Prompt ->
Go through the records line by line and work out how many lines hold the word "Avanzados". Answer with the number only.

Dataset records

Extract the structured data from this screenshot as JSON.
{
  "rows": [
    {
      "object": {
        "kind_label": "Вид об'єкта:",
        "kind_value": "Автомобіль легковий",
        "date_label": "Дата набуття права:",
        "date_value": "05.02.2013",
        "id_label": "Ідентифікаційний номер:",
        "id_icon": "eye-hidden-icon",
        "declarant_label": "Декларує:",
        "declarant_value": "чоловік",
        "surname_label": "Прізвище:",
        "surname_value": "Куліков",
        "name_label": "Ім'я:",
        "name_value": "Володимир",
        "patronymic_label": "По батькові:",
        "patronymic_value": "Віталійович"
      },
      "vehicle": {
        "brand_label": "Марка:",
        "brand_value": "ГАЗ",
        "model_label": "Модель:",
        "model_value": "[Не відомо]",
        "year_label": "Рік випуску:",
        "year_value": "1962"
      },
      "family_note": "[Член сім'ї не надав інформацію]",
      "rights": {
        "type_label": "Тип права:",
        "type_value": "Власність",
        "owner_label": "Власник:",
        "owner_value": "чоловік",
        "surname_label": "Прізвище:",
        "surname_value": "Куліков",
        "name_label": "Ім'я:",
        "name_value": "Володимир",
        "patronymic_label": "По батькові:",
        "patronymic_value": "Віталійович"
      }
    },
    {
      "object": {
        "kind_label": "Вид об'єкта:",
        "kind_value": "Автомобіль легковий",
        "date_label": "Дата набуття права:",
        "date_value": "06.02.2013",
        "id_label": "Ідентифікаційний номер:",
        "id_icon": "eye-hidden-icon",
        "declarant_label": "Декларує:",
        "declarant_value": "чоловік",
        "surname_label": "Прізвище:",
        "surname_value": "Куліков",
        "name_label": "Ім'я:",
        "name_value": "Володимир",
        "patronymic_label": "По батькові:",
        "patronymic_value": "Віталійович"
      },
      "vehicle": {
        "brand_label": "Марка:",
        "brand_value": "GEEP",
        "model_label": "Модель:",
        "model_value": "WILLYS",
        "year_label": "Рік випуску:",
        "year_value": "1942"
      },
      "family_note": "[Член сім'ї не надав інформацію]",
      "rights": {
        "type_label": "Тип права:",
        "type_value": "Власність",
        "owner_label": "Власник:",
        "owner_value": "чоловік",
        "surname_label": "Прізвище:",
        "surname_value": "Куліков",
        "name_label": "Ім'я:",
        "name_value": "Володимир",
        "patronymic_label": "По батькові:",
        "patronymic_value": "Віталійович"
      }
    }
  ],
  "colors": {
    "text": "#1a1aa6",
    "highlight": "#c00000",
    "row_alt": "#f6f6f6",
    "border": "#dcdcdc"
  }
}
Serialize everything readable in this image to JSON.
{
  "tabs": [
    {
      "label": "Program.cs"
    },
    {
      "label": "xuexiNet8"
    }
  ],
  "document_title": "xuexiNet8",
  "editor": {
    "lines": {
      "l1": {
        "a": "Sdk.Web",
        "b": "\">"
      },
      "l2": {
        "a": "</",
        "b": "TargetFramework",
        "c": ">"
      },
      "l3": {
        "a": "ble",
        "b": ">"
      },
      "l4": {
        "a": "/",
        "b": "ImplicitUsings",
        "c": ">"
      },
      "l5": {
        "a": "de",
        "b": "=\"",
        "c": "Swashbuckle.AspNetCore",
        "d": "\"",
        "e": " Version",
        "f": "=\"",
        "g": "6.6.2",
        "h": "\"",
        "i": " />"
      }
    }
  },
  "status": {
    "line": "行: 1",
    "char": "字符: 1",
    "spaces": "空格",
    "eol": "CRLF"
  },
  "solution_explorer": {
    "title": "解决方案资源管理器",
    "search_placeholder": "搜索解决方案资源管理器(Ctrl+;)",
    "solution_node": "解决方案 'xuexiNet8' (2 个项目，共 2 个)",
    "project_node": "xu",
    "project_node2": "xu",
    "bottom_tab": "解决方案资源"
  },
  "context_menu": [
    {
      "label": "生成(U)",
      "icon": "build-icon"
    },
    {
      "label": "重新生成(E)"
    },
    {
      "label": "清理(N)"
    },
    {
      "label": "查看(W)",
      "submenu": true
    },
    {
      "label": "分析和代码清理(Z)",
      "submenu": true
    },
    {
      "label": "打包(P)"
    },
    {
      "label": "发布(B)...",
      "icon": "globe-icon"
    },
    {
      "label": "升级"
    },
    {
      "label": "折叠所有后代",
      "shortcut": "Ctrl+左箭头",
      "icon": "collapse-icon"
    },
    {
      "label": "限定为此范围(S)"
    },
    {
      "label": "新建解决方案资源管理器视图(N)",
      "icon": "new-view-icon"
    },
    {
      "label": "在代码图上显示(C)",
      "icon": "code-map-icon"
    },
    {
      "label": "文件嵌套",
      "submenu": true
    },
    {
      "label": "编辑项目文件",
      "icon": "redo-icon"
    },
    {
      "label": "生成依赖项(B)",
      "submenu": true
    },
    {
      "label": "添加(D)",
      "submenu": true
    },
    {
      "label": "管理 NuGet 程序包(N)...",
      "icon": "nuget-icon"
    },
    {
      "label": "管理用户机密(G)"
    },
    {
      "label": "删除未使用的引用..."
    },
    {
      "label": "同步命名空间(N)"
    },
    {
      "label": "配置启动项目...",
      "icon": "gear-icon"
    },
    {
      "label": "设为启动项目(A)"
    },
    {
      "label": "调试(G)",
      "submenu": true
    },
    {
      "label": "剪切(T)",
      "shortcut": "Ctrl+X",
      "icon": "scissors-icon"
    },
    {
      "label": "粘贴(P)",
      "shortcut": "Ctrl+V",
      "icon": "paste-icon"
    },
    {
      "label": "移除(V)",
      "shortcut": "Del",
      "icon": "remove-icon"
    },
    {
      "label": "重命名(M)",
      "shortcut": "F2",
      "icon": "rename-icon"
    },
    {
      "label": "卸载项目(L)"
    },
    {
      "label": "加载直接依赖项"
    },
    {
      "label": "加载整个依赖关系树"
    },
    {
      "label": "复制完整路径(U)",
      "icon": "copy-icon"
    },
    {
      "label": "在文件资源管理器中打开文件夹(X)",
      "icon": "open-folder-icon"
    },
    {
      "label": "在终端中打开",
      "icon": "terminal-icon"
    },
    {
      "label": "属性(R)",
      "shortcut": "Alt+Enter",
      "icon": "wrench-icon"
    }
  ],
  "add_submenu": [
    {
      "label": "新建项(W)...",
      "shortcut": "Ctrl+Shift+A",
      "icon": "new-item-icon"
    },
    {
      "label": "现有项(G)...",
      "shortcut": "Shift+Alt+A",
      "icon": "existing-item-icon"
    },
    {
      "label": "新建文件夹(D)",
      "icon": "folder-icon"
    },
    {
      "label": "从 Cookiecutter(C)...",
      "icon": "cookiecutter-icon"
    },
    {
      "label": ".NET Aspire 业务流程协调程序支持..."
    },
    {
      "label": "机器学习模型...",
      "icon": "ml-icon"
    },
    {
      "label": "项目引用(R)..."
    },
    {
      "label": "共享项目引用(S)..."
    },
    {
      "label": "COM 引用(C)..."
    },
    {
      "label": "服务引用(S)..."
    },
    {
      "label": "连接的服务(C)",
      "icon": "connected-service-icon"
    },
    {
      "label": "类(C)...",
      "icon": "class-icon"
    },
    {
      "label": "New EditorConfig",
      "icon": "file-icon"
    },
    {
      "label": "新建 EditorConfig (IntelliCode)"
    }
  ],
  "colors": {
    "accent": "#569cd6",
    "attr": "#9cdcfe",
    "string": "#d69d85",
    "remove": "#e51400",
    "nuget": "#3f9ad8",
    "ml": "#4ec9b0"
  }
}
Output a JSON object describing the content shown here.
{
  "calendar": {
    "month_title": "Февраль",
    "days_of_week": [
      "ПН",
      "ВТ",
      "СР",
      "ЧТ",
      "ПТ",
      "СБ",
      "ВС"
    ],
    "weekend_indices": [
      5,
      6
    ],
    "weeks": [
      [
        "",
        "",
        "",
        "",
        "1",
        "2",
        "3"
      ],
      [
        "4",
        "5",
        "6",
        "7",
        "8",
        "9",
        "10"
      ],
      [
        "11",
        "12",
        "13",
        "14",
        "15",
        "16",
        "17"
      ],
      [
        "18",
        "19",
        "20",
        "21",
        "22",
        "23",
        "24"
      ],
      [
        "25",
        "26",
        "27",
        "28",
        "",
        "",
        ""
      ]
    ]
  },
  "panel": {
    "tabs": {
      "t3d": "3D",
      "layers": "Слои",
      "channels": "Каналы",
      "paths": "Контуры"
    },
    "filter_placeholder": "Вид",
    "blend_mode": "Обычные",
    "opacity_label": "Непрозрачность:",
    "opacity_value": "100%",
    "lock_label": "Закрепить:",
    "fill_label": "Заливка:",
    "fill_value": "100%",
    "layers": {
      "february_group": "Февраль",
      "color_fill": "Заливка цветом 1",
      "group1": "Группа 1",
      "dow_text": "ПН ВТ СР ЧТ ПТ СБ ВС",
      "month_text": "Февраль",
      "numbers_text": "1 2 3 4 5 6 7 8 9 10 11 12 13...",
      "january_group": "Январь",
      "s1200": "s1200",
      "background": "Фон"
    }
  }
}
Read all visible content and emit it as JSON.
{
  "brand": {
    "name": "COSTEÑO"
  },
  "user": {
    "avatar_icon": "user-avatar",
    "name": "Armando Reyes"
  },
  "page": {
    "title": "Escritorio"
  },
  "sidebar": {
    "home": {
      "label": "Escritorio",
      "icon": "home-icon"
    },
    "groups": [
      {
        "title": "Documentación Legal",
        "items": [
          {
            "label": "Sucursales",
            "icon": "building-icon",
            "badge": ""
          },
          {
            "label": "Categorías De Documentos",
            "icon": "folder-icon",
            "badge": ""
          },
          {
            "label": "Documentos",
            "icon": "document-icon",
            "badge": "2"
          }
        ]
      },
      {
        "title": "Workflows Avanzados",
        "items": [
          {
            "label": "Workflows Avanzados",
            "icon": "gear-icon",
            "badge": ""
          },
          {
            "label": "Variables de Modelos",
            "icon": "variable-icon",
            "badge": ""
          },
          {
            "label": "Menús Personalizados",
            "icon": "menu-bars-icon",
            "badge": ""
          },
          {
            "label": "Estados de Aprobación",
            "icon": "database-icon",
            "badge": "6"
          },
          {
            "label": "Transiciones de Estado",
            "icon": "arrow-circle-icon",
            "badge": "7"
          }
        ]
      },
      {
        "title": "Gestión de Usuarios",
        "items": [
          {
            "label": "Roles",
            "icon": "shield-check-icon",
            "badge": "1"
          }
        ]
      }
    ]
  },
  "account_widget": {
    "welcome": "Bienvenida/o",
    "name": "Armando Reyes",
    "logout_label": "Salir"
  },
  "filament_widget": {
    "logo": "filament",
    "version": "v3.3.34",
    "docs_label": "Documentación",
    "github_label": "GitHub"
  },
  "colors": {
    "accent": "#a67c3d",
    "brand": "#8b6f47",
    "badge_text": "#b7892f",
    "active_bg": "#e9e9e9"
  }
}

Solution to the exercise ->
2